GIVEN REQUEST: Which lines in the entries below contain the string "tooltip"? Show every such line in full, treating uppercase and lowercase as different.

....................

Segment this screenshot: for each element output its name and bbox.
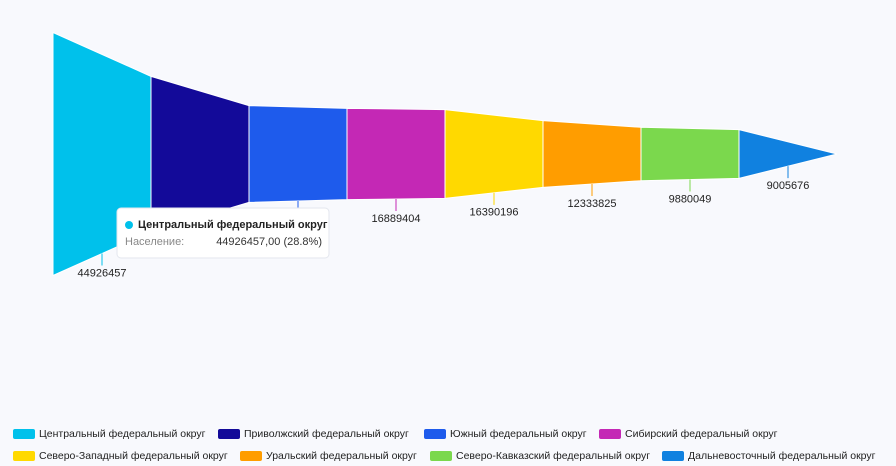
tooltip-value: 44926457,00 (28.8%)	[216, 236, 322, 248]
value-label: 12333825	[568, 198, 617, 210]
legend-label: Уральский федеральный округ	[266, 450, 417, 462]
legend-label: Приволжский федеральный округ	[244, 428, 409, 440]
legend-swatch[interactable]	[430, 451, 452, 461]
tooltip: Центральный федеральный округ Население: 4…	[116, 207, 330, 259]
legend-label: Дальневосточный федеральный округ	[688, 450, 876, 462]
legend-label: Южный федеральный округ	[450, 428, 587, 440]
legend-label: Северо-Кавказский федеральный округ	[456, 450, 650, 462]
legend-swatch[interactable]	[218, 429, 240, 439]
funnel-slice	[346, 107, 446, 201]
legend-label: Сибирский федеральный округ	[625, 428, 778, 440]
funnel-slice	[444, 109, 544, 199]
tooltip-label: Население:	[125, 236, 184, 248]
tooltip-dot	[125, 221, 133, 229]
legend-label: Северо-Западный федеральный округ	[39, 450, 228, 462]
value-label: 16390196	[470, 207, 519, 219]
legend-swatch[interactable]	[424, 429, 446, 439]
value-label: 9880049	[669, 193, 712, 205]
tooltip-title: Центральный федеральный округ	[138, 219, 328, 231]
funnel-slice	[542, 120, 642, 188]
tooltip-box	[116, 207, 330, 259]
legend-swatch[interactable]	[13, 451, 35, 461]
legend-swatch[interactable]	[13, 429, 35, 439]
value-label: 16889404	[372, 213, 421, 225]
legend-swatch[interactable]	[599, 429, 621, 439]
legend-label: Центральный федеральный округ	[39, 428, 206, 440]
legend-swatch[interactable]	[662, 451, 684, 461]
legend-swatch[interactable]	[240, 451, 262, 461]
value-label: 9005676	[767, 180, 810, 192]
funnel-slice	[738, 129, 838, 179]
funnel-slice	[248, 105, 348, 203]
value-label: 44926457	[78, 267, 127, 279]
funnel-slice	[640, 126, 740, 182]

....................

COMPLETE RESPONSE:
tooltip-value: 44926457,00 (28.8%)	[216, 236, 322, 248]
tooltip: Центральный федеральный округ Население: 4…	[116, 207, 330, 259]
tooltip-label: Население:	[125, 236, 184, 248]
tooltip-dot	[125, 221, 133, 229]
tooltip-title: Центральный федеральный округ	[138, 219, 328, 231]
tooltip-box	[116, 207, 330, 259]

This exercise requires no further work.